§ **Your objective**
From the records below, pull each line that has "name".
■ ■ ■ ■ ■ ■ ■
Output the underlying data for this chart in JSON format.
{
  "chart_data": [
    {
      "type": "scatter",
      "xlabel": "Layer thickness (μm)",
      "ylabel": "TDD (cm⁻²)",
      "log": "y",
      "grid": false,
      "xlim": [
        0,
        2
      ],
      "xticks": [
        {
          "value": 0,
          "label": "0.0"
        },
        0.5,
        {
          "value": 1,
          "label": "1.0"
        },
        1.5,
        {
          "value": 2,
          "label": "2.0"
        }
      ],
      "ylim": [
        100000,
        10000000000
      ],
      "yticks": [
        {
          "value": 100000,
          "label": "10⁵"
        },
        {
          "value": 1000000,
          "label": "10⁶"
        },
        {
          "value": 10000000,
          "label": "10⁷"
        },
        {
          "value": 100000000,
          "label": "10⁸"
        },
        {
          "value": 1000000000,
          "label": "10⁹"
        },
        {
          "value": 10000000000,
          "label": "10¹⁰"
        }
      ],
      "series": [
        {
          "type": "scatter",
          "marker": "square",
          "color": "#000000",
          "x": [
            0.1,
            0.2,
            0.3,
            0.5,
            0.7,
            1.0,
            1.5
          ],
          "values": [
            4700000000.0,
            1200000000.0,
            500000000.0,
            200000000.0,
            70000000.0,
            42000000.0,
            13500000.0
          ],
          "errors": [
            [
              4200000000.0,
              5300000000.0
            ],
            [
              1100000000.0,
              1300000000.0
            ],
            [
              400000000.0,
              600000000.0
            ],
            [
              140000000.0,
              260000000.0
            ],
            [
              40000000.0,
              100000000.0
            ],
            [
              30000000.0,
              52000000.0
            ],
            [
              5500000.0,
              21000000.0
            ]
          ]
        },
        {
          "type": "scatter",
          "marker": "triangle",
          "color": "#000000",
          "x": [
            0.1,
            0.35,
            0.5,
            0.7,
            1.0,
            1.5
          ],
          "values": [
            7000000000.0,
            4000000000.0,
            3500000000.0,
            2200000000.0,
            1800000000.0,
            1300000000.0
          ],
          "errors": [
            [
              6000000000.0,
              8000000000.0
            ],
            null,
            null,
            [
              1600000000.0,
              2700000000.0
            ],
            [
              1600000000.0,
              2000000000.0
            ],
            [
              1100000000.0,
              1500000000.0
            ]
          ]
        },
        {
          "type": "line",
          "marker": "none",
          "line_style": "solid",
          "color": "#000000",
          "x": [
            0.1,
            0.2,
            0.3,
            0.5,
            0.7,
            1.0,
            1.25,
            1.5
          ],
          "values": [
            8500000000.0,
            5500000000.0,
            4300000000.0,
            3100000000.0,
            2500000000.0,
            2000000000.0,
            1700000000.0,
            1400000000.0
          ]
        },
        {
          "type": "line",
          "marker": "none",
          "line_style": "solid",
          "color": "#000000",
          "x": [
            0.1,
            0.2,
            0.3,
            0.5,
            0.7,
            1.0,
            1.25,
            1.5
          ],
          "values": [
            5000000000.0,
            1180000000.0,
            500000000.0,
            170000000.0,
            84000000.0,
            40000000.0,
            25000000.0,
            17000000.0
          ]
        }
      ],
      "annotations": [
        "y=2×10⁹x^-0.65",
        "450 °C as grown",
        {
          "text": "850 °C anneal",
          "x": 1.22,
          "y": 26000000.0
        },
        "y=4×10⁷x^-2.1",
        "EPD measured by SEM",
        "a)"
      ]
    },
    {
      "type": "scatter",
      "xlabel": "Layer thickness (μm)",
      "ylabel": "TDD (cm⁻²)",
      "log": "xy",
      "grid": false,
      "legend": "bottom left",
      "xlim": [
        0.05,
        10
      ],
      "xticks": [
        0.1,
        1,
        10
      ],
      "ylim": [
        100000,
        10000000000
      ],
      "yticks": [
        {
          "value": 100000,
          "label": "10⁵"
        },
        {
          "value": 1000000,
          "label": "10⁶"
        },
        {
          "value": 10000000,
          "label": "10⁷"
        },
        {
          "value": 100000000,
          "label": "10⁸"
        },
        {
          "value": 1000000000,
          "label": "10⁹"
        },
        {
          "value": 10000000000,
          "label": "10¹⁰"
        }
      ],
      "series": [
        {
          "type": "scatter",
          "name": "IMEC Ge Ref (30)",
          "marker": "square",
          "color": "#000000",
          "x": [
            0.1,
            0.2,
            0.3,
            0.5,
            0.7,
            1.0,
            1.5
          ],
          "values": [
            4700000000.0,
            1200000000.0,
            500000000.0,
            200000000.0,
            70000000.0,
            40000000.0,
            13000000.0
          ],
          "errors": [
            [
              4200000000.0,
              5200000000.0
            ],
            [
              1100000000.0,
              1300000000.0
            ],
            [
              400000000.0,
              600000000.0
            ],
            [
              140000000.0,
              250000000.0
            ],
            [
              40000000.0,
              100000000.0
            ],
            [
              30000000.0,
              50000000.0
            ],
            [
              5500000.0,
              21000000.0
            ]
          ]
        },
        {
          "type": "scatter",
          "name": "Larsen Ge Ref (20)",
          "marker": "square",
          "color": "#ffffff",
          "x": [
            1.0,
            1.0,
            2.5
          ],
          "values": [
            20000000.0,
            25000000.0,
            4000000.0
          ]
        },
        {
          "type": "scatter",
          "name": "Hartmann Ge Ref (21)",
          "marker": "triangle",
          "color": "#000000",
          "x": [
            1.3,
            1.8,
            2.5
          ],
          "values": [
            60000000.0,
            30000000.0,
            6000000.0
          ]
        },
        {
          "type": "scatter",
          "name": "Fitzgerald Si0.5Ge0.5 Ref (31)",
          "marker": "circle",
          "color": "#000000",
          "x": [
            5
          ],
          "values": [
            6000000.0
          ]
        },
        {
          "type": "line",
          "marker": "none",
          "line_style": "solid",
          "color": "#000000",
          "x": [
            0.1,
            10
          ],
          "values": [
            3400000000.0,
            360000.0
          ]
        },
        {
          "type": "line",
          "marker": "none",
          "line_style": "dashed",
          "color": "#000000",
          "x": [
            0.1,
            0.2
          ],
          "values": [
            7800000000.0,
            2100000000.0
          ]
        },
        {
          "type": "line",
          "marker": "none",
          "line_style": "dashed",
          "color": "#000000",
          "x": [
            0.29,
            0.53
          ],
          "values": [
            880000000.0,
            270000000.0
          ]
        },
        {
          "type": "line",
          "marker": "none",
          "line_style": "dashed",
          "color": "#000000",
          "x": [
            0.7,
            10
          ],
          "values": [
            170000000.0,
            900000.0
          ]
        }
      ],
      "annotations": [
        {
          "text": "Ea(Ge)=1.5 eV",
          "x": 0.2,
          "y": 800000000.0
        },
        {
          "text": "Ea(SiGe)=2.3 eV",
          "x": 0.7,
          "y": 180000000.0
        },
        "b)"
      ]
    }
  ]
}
■ ■ ■ ■ ■ ■ ■
§ **Solution for this task**
          "name": "IMEC Ge Ref (30)",
          "name": "Larsen Ge Ref (20)",
          "name": "Hartmann Ge Ref (21)",
          "name": "Fitzgerald Si0.5Ge0.5 Ref (31)",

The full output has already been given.